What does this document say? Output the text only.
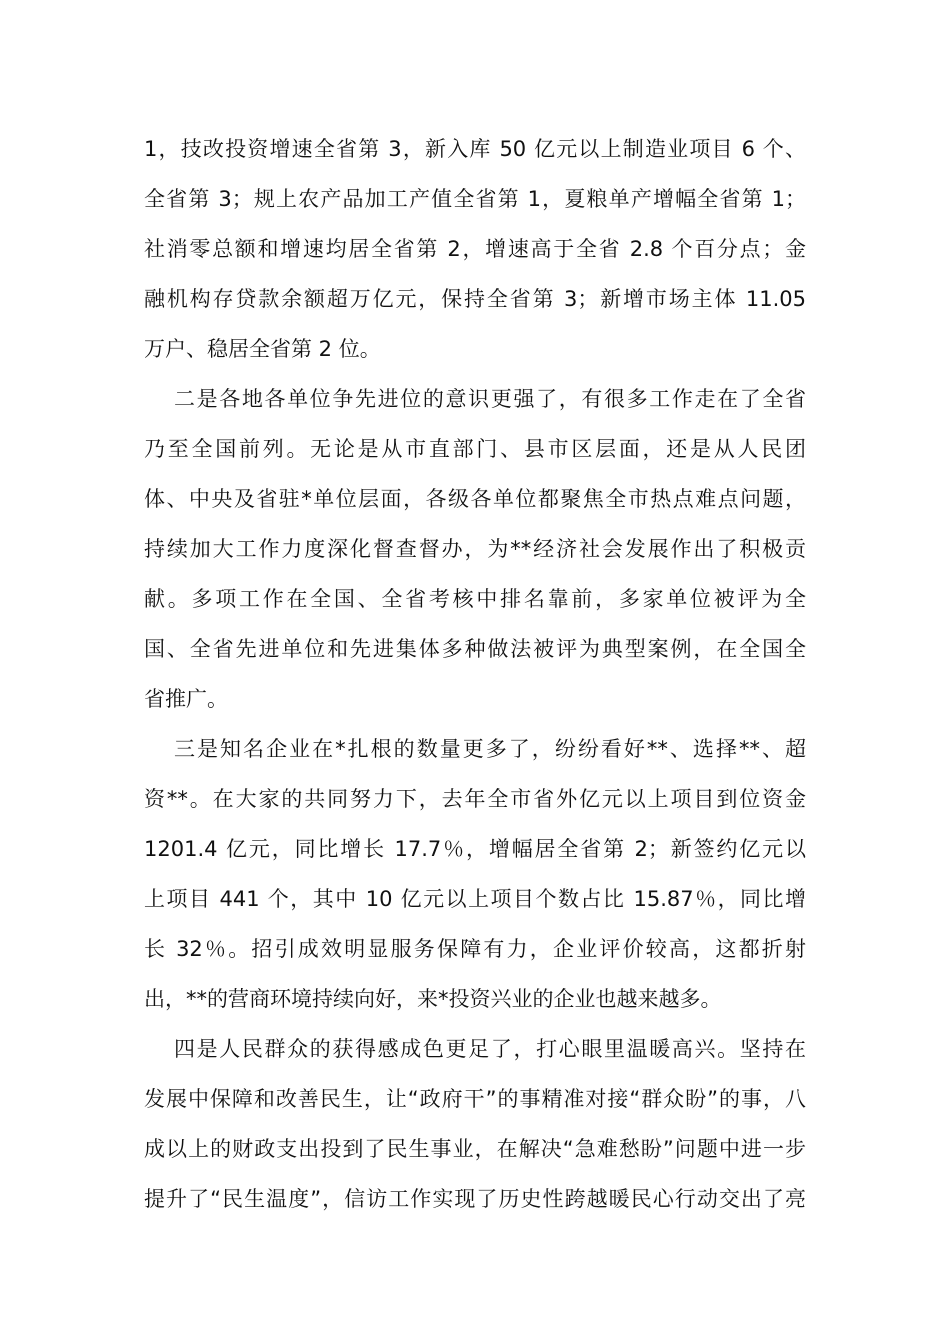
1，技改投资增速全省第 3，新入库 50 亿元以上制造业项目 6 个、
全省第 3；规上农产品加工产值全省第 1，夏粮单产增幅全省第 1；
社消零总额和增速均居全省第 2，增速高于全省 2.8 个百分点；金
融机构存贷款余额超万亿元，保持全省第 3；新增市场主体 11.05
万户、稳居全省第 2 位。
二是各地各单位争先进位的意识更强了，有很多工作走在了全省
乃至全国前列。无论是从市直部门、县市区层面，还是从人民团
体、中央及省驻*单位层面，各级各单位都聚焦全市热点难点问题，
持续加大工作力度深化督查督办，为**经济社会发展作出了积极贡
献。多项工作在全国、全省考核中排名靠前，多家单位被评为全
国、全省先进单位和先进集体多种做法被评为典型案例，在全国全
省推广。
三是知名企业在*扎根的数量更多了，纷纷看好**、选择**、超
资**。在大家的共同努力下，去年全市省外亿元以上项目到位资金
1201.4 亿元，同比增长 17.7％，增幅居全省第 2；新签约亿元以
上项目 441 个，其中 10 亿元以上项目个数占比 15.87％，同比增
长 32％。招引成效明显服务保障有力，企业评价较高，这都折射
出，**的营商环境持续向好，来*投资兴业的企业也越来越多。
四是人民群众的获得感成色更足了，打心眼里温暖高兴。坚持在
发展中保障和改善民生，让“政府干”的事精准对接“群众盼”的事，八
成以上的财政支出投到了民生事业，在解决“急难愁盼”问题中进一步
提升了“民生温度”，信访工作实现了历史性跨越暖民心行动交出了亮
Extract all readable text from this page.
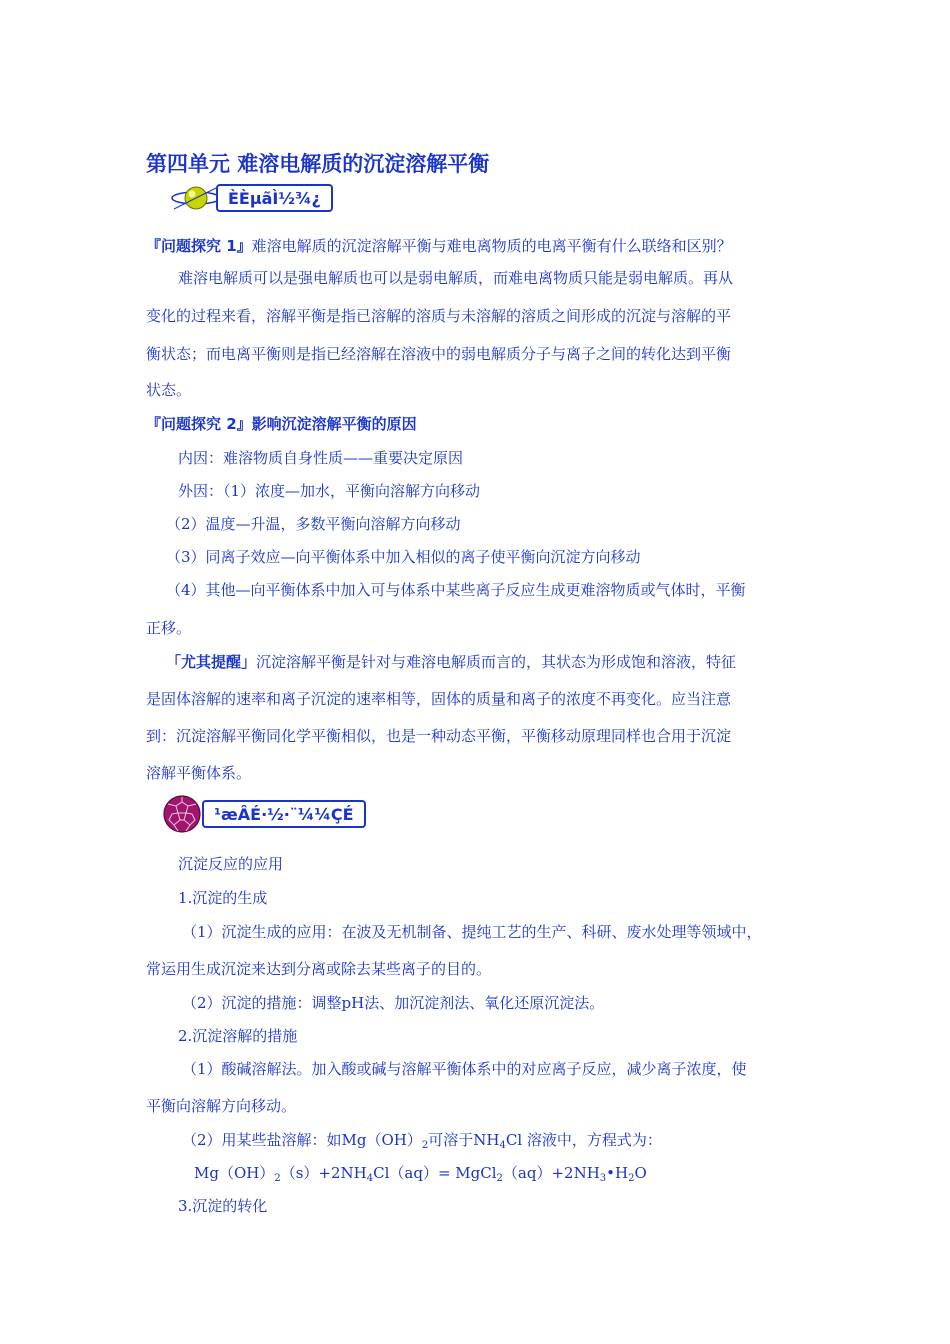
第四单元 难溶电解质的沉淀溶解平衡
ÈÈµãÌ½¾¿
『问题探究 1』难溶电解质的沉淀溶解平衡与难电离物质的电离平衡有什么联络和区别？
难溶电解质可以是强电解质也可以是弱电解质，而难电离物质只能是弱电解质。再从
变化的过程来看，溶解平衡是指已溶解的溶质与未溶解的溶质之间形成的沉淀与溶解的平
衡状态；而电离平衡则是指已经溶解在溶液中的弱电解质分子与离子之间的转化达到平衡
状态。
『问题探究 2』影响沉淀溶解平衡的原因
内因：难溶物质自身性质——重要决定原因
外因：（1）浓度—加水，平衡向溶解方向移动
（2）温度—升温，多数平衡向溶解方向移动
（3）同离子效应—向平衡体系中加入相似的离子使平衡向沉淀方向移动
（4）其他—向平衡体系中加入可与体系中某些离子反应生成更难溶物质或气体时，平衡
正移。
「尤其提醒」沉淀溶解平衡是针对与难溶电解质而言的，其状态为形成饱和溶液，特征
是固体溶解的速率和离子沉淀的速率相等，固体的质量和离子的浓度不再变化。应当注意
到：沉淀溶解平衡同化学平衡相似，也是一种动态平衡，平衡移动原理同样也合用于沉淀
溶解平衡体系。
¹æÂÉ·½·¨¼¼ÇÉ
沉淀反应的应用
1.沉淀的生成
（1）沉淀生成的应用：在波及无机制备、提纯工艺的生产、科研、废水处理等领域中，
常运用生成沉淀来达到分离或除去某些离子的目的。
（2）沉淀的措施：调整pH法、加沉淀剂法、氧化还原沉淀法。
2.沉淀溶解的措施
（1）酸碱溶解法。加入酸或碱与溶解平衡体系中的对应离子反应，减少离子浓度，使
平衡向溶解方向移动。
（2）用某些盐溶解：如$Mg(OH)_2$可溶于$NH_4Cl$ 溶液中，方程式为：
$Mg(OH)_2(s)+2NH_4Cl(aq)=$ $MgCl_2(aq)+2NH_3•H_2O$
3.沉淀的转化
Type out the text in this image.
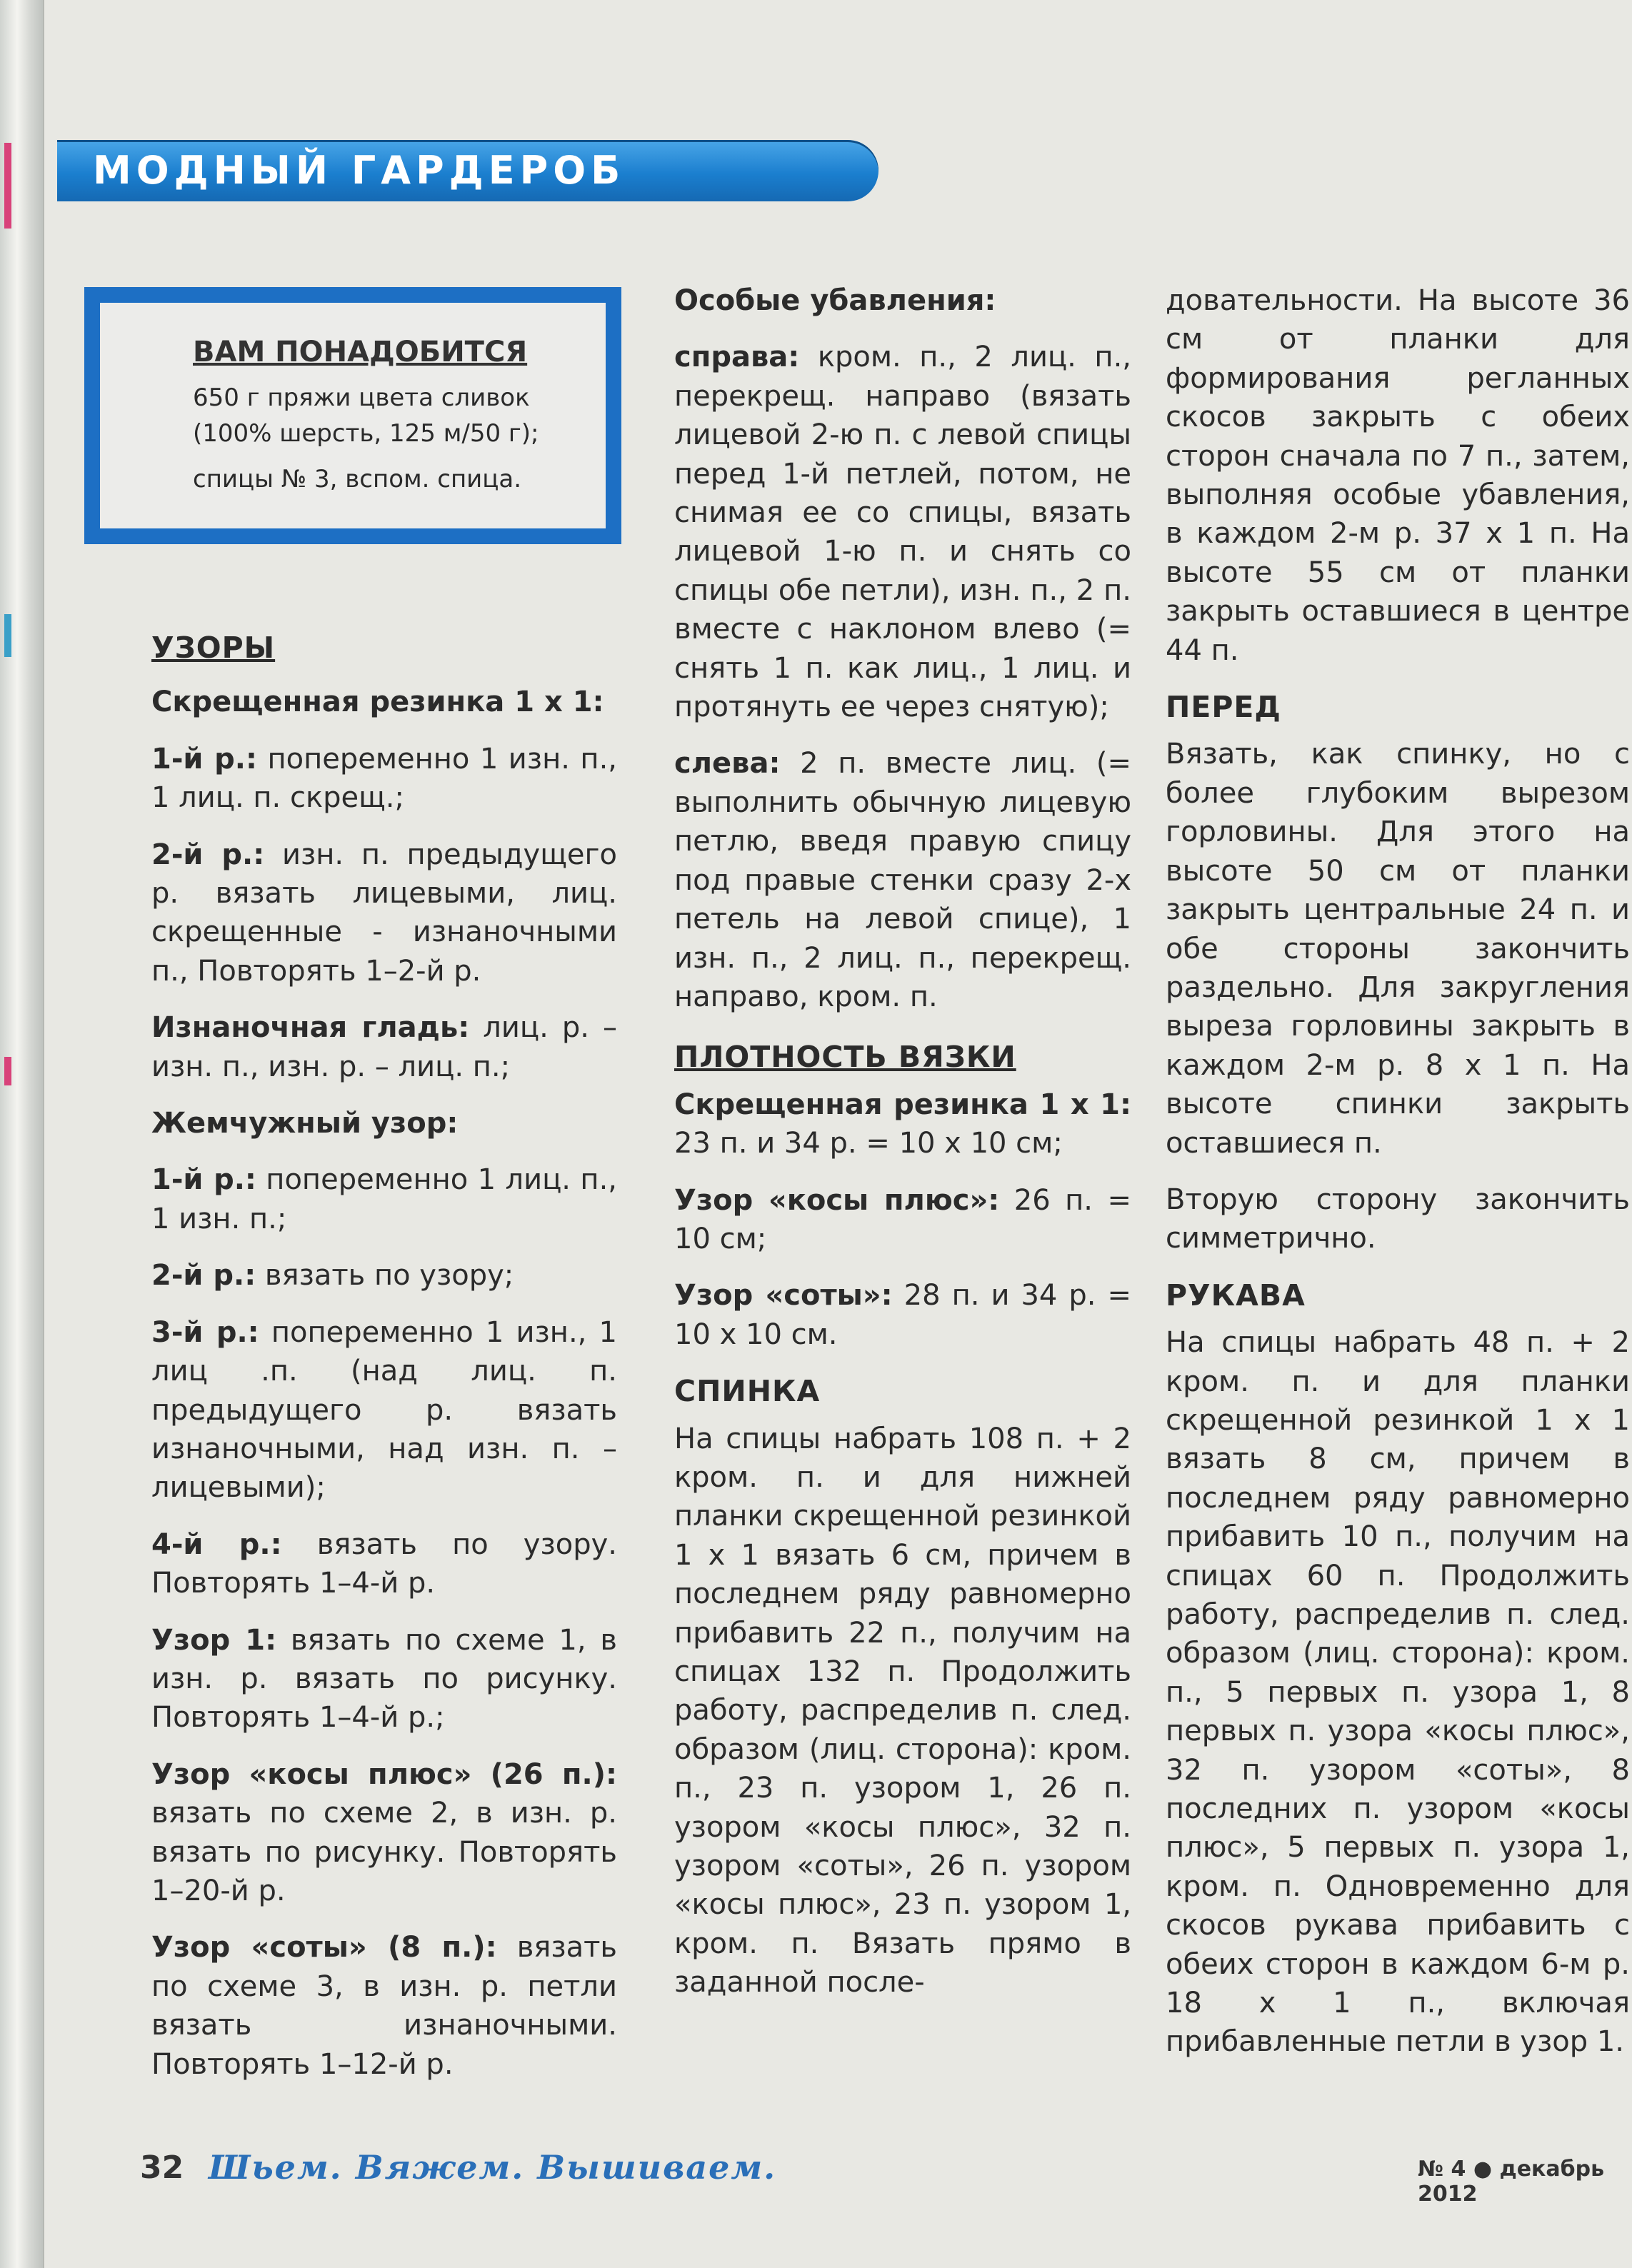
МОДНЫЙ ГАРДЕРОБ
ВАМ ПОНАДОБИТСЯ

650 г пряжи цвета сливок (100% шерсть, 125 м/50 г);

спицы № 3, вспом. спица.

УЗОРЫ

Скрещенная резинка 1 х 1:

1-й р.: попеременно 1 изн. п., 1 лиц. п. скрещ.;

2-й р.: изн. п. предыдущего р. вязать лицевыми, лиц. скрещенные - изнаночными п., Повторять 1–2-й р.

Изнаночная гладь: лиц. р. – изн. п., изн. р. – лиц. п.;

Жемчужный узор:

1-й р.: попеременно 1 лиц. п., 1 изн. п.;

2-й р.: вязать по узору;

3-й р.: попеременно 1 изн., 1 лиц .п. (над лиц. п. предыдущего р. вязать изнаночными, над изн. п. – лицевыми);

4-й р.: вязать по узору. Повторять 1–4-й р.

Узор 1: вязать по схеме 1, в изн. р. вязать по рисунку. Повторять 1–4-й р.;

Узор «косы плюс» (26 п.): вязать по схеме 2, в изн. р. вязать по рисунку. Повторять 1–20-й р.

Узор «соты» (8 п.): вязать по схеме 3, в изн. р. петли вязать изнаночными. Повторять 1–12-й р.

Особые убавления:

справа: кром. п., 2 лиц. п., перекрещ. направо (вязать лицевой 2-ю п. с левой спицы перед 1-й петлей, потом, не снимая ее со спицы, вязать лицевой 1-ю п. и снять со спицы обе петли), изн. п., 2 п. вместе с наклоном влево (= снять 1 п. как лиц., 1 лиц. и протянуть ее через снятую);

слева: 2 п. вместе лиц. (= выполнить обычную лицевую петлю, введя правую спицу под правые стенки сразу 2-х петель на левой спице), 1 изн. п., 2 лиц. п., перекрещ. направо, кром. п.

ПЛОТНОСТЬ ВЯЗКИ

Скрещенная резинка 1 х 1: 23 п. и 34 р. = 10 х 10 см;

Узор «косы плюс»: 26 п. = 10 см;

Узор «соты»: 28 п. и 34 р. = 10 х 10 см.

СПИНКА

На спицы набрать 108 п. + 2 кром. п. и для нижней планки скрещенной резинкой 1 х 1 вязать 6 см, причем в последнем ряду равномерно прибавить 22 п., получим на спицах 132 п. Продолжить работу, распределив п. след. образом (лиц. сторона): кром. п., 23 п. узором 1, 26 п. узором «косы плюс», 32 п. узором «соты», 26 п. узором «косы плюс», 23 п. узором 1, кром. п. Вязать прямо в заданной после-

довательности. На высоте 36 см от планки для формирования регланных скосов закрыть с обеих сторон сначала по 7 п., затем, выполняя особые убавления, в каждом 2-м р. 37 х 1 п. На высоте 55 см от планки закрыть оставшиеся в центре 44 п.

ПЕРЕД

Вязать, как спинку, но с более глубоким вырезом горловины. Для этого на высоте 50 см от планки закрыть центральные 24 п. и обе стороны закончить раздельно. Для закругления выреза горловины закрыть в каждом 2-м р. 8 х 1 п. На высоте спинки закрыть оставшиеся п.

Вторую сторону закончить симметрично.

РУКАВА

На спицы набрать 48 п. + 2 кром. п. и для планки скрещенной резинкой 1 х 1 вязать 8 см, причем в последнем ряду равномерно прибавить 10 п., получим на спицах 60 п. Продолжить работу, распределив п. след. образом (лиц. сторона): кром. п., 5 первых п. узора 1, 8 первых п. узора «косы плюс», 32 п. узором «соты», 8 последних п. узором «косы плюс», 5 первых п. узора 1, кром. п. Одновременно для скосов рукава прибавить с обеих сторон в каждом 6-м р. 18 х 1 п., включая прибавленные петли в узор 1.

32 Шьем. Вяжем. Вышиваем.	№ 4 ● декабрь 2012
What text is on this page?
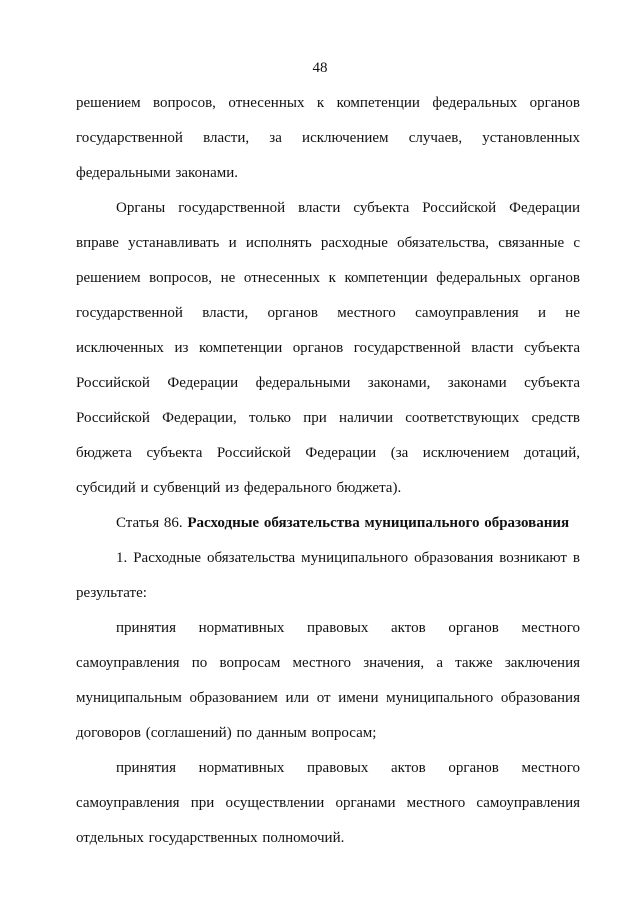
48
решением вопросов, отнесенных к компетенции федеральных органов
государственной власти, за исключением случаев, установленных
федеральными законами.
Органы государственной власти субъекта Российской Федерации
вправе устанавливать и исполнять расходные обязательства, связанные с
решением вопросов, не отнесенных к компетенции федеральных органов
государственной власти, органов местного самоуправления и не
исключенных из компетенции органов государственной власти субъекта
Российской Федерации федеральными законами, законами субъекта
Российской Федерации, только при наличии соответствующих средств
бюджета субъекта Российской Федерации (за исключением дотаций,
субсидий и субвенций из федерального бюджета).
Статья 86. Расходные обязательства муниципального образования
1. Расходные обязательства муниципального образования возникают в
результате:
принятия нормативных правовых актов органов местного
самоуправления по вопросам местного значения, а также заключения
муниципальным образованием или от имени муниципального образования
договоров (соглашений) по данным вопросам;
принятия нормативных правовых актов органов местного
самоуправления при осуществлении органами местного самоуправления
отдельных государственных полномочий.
+ + + + +
• **GIVEN PROBLEM**
Looking at the records above, tally the lines holding "исключением" and reply with that number only.

• **SOLUTION TO THIS PROBLEM**
2